• Your goal
Below are entries. Pull out all lines containing "system".

[start]

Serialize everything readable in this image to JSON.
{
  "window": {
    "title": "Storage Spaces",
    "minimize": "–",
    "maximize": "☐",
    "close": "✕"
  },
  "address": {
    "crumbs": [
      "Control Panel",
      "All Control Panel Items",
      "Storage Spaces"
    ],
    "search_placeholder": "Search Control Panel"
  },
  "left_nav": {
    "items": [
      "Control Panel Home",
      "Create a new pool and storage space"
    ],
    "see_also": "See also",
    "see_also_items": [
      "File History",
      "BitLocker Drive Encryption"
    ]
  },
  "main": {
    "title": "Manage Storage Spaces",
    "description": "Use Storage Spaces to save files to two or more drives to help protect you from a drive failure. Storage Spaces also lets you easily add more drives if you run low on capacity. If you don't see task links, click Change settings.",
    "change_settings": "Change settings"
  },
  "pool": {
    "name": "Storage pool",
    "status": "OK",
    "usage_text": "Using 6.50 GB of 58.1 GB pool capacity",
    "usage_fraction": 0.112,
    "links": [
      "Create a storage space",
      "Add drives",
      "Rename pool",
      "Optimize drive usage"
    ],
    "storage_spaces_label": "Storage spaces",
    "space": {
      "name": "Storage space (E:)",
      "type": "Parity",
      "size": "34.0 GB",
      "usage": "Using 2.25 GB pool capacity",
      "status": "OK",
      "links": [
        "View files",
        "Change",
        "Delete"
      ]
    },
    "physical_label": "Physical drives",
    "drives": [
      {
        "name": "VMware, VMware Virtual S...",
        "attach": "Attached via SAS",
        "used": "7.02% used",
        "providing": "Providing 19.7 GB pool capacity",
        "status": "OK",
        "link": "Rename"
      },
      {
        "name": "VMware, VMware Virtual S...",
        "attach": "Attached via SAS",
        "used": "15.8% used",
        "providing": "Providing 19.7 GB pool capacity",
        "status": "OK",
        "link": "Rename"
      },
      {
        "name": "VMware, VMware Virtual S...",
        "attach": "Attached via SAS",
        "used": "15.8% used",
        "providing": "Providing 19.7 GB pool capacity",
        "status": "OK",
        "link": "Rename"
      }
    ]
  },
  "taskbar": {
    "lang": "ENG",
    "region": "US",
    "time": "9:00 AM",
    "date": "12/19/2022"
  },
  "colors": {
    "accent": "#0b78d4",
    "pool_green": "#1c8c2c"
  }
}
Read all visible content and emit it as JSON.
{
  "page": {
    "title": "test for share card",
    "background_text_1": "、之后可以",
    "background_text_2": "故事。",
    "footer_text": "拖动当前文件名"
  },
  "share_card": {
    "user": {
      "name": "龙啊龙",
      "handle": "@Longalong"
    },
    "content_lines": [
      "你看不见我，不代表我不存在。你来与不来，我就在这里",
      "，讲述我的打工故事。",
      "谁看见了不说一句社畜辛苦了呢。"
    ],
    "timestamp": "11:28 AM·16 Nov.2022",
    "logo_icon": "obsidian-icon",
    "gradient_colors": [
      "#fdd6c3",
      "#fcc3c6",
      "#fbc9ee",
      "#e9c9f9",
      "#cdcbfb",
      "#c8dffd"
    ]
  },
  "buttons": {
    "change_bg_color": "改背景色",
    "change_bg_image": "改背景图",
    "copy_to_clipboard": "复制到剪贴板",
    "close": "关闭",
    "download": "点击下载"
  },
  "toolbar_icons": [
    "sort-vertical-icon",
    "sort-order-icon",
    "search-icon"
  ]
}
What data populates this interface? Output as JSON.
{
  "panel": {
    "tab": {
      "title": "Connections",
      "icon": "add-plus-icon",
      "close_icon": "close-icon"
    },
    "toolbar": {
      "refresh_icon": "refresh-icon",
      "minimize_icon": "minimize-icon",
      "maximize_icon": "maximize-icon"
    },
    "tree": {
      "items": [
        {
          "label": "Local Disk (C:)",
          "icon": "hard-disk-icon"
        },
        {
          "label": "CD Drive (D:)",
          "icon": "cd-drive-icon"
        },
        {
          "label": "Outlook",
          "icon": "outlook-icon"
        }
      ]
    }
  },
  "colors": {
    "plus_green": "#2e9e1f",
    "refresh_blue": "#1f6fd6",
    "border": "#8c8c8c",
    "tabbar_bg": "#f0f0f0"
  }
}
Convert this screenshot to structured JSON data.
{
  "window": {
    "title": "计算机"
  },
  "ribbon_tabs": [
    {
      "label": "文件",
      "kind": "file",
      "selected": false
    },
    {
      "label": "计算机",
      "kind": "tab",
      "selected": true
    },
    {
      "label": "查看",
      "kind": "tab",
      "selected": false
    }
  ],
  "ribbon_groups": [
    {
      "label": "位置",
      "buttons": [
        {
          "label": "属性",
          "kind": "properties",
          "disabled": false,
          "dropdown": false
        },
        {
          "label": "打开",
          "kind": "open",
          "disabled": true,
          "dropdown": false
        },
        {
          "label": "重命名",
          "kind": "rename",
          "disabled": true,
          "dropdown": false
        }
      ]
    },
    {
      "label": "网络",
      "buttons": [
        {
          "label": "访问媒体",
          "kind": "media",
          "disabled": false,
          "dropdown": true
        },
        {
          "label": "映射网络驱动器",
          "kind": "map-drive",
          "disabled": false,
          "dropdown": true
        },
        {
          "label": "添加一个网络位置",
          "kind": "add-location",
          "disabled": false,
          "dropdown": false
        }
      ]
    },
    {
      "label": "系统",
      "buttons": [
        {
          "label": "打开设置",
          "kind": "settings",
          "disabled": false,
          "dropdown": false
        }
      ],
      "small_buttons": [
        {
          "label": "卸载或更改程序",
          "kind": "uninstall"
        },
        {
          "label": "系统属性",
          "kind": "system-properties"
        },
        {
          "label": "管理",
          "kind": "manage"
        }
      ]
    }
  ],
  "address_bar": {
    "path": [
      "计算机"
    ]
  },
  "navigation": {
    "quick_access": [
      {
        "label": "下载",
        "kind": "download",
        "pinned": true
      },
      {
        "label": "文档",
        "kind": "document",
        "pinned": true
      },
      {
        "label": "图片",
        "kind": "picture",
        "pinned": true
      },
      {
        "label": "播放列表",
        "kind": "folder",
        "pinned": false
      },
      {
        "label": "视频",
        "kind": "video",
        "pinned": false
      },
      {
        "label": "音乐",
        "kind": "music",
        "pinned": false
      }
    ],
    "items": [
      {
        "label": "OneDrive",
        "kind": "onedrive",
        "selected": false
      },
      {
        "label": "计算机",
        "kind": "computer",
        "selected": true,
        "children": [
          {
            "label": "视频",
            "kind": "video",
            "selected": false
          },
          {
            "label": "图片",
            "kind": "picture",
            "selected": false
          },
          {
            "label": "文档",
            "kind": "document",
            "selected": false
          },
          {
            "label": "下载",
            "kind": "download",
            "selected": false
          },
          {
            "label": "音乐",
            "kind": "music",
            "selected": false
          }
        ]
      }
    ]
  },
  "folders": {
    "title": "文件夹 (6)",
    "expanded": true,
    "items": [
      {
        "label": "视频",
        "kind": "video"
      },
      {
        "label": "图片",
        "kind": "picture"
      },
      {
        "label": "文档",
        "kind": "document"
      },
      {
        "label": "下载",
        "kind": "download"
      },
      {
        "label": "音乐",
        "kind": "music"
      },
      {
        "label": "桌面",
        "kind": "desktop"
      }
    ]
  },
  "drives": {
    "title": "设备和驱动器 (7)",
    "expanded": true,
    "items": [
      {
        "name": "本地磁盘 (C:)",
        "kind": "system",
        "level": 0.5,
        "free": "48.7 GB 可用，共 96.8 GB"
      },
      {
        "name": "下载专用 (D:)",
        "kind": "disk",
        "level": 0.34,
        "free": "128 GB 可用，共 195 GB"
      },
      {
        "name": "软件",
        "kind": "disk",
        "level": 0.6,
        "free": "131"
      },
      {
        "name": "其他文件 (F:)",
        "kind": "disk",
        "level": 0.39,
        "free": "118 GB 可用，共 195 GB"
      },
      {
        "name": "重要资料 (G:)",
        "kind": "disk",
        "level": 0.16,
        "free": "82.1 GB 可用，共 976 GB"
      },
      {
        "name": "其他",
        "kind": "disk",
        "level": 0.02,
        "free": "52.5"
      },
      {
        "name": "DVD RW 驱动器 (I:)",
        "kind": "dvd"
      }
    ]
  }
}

[end]

• Response below
          "kind": "system-properties"
        "kind": "system",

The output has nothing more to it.